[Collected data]
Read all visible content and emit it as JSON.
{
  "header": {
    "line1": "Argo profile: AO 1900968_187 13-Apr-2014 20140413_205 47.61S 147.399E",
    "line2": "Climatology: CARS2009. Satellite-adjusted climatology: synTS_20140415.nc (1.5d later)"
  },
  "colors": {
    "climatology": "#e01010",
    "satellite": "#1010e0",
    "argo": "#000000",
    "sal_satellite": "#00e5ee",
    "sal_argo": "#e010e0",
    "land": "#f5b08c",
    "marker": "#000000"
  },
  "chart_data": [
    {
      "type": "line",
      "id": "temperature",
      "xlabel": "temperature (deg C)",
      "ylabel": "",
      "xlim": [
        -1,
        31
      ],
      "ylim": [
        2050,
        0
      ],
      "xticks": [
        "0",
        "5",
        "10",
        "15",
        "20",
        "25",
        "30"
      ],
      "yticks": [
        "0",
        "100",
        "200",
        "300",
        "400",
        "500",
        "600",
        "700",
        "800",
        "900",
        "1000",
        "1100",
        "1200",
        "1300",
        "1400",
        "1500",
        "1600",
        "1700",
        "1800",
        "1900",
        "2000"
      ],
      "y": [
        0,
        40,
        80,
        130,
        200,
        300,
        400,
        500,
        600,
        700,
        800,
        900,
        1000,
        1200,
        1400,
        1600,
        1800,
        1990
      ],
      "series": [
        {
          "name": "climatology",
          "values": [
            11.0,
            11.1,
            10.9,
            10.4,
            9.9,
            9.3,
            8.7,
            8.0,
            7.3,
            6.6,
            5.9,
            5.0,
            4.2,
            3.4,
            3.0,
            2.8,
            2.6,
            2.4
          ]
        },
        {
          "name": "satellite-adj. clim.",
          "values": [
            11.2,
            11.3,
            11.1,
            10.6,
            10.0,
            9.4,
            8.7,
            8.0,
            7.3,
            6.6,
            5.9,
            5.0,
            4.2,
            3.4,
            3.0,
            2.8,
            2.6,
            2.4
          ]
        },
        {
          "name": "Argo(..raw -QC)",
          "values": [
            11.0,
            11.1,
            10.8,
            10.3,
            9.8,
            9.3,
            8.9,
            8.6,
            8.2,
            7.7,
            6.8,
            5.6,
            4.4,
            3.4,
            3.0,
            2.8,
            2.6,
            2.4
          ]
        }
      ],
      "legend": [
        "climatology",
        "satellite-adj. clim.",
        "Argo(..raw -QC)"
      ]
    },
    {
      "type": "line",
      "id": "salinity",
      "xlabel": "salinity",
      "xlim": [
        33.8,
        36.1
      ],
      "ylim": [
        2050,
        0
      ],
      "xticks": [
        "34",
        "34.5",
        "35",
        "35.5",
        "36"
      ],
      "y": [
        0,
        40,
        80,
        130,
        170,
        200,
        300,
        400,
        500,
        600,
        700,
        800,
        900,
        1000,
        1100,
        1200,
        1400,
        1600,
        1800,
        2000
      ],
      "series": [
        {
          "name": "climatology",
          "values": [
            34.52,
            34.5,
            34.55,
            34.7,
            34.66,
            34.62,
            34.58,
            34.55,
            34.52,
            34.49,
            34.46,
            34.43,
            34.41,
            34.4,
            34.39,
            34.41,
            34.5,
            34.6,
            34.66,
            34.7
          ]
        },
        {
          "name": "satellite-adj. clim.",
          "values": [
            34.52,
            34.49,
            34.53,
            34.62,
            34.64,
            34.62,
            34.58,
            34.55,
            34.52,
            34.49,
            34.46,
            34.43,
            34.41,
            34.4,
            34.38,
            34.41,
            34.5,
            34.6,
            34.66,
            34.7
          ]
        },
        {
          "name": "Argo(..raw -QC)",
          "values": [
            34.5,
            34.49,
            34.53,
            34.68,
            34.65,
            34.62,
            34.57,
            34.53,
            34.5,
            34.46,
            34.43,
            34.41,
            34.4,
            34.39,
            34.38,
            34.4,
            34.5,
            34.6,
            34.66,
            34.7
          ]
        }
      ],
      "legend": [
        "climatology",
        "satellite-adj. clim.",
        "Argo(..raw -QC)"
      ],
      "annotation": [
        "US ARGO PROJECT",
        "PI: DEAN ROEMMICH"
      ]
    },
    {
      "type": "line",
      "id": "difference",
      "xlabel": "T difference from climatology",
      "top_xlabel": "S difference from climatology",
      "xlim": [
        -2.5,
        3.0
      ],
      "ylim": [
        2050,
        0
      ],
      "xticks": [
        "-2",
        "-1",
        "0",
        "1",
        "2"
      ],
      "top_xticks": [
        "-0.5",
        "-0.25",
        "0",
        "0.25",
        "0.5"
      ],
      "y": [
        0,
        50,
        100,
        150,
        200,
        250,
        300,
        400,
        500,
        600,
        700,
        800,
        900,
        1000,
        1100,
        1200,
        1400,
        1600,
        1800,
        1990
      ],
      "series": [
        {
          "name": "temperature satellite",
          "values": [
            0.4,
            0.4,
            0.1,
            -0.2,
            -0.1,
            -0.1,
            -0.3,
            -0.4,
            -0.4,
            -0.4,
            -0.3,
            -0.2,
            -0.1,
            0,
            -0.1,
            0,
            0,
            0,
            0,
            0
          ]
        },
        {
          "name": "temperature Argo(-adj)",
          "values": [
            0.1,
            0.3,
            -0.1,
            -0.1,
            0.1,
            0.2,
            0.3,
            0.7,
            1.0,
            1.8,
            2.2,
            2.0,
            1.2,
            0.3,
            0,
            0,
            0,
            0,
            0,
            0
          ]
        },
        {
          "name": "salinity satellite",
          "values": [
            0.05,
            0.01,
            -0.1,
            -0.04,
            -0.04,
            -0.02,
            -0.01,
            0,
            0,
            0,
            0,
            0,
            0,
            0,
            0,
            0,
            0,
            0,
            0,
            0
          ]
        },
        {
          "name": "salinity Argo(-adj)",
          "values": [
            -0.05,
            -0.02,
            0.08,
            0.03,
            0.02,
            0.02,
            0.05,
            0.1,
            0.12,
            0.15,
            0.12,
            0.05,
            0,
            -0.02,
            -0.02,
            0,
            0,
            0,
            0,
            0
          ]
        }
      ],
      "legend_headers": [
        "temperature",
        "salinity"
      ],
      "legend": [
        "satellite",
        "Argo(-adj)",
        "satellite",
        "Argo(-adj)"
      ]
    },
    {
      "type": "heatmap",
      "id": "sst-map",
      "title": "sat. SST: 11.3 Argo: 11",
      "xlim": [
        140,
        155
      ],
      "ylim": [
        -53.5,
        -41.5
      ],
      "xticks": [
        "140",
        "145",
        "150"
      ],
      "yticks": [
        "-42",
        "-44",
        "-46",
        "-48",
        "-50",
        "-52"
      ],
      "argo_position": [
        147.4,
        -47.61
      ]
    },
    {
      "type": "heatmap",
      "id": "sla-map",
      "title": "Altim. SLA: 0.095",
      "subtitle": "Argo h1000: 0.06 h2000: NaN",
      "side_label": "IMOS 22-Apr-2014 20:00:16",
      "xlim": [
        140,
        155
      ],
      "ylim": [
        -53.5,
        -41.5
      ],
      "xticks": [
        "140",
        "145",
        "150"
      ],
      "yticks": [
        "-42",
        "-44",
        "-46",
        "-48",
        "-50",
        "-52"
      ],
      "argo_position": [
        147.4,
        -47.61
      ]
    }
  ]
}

**What the task asks**
Write each line above out exactly.

**Exercise answer**
Read all visible content and emit it as JSON.
{
  "header": {
    "line1": "Argo profile: AO 1900968_187 13-Apr-2014 20140413_205 47.61S 147.399E",
    "line2": "Climatology: CARS2009. Satellite-adjusted climatology: synTS_20140415.nc (1.5d later)"
  },
  "colors": {
    "climatology": "#e01010",
    "satellite": "#1010e0",
    "argo": "#000000",
    "sal_satellite": "#00e5ee",
    "sal_argo": "#e010e0",
    "land": "#f5b08c",
    "marker": "#000000"
  },
  "chart_data": [
    {
      "type": "line",
      "id": "temperature",
      "xlabel": "temperature (deg C)",
      "ylabel": "",
      "xlim": [
        -1,
        31
      ],
      "ylim": [
        2050,
        0
      ],
      "xticks": [
        "0",
        "5",
        "10",
        "15",
        "20",
        "25",
        "30"
      ],
      "yticks": [
        "0",
        "100",
        "200",
        "300",
        "400",
        "500",
        "600",
        "700",
        "800",
        "900",
        "1000",
        "1100",
        "1200",
        "1300",
        "1400",
        "1500",
        "1600",
        "1700",
        "1800",
        "1900",
        "2000"
      ],
      "y": [
        0,
        40,
        80,
        130,
        200,
        300,
        400,
        500,
        600,
        700,
        800,
        900,
        1000,
        1200,
        1400,
        1600,
        1800,
        1990
      ],
      "series": [
        {
          "name": "climatology",
          "values": [
            11.0,
            11.1,
            10.9,
            10.4,
            9.9,
            9.3,
            8.7,
            8.0,
            7.3,
            6.6,
            5.9,
            5.0,
            4.2,
            3.4,
            3.0,
            2.8,
            2.6,
            2.4
          ]
        },
        {
          "name": "satellite-adj. clim.",
          "values": [
            11.2,
            11.3,
            11.1,
            10.6,
            10.0,
            9.4,
            8.7,
            8.0,
            7.3,
            6.6,
            5.9,
            5.0,
            4.2,
            3.4,
            3.0,
            2.8,
            2.6,
            2.4
          ]
        },
        {
          "name": "Argo(..raw -QC)",
          "values": [
            11.0,
            11.1,
            10.8,
            10.3,
            9.8,
            9.3,
            8.9,
            8.6,
            8.2,
            7.7,
            6.8,
            5.6,
            4.4,
            3.4,
            3.0,
            2.8,
            2.6,
            2.4
          ]
        }
      ],
      "legend": [
        "climatology",
        "satellite-adj. clim.",
        "Argo(..raw -QC)"
      ]
    },
    {
      "type": "line",
      "id": "salinity",
      "xlabel": "salinity",
      "xlim": [
        33.8,
        36.1
      ],
      "ylim": [
        2050,
        0
      ],
      "xticks": [
        "34",
        "34.5",
        "35",
        "35.5",
        "36"
      ],
      "y": [
        0,
        40,
        80,
        130,
        170,
        200,
        300,
        400,
        500,
        600,
        700,
        800,
        900,
        1000,
        1100,
        1200,
        1400,
        1600,
        1800,
        2000
      ],
      "series": [
        {
          "name": "climatology",
          "values": [
            34.52,
            34.5,
            34.55,
            34.7,
            34.66,
            34.62,
            34.58,
            34.55,
            34.52,
            34.49,
            34.46,
            34.43,
            34.41,
            34.4,
            34.39,
            34.41,
            34.5,
            34.6,
            34.66,
            34.7
          ]
        },
        {
          "name": "satellite-adj. clim.",
          "values": [
            34.52,
            34.49,
            34.53,
            34.62,
            34.64,
            34.62,
            34.58,
            34.55,
            34.52,
            34.49,
            34.46,
            34.43,
            34.41,
            34.4,
            34.38,
            34.41,
            34.5,
            34.6,
            34.66,
            34.7
          ]
        },
        {
          "name": "Argo(..raw -QC)",
          "values": [
            34.5,
            34.49,
            34.53,
            34.68,
            34.65,
            34.62,
            34.57,
            34.53,
            34.5,
            34.46,
            34.43,
            34.41,
            34.4,
            34.39,
            34.38,
            34.4,
            34.5,
            34.6,
            34.66,
            34.7
          ]
        }
      ],
      "legend": [
        "climatology",
        "satellite-adj. clim.",
        "Argo(..raw -QC)"
      ],
      "annotation": [
        "US ARGO PROJECT",
        "PI: DEAN ROEMMICH"
      ]
    },
    {
      "type": "line",
      "id": "difference",
      "xlabel": "T difference from climatology",
      "top_xlabel": "S difference from climatology",
      "xlim": [
        -2.5,
        3.0
      ],
      "ylim": [
        2050,
        0
      ],
      "xticks": [
        "-2",
        "-1",
        "0",
        "1",
        "2"
      ],
      "top_xticks": [
        "-0.5",
        "-0.25",
        "0",
        "0.25",
        "0.5"
      ],
      "y": [
        0,
        50,
        100,
        150,
        200,
        250,
        300,
        400,
        500,
        600,
        700,
        800,
        900,
        1000,
        1100,
        1200,
        1400,
        1600,
        1800,
        1990
      ],
      "series": [
        {
          "name": "temperature satellite",
          "values": [
            0.4,
            0.4,
            0.1,
            -0.2,
            -0.1,
            -0.1,
            -0.3,
            -0.4,
            -0.4,
            -0.4,
            -0.3,
            -0.2,
            -0.1,
            0,
            -0.1,
            0,
            0,
            0,
            0,
            0
          ]
        },
        {
          "name": "temperature Argo(-adj)",
          "values": [
            0.1,
            0.3,
            -0.1,
            -0.1,
            0.1,
            0.2,
            0.3,
            0.7,
            1.0,
            1.8,
            2.2,
            2.0,
            1.2,
            0.3,
            0,
            0,
            0,
            0,
            0,
            0
          ]
        },
        {
          "name": "salinity satellite",
          "values": [
            0.05,
            0.01,
            -0.1,
            -0.04,
            -0.04,
            -0.02,
            -0.01,
            0,
            0,
            0,
            0,
            0,
            0,
            0,
            0,
            0,
            0,
            0,
            0,
            0
          ]
        },
        {
          "name": "salinity Argo(-adj)",
          "values": [
            -0.05,
            -0.02,
            0.08,
            0.03,
            0.02,
            0.02,
            0.05,
            0.1,
            0.12,
            0.15,
            0.12,
            0.05,
            0,
            -0.02,
            -0.02,
            0,
            0,
            0,
            0,
            0
          ]
        }
      ],
      "legend_headers": [
        "temperature",
        "salinity"
      ],
      "legend": [
        "satellite",
        "Argo(-adj)",
        "satellite",
        "Argo(-adj)"
      ]
    },
    {
      "type": "heatmap",
      "id": "sst-map",
      "title": "sat. SST: 11.3 Argo: 11",
      "xlim": [
        140,
        155
      ],
      "ylim": [
        -53.5,
        -41.5
      ],
      "xticks": [
        "140",
        "145",
        "150"
      ],
      "yticks": [
        "-42",
        "-44",
        "-46",
        "-48",
        "-50",
        "-52"
      ],
      "argo_position": [
        147.4,
        -47.61
      ]
    },
    {
      "type": "heatmap",
      "id": "sla-map",
      "title": "Altim. SLA: 0.095",
      "subtitle": "Argo h1000: 0.06 h2000: NaN",
      "side_label": "IMOS 22-Apr-2014 20:00:16",
      "xlim": [
        140,
        155
      ],
      "ylim": [
        -53.5,
        -41.5
      ],
      "xticks": [
        "140",
        "145",
        "150"
      ],
      "yticks": [
        "-42",
        "-44",
        "-46",
        "-48",
        "-50",
        "-52"
      ],
      "argo_position": [
        147.4,
        -47.61
      ]
    }
  ]
}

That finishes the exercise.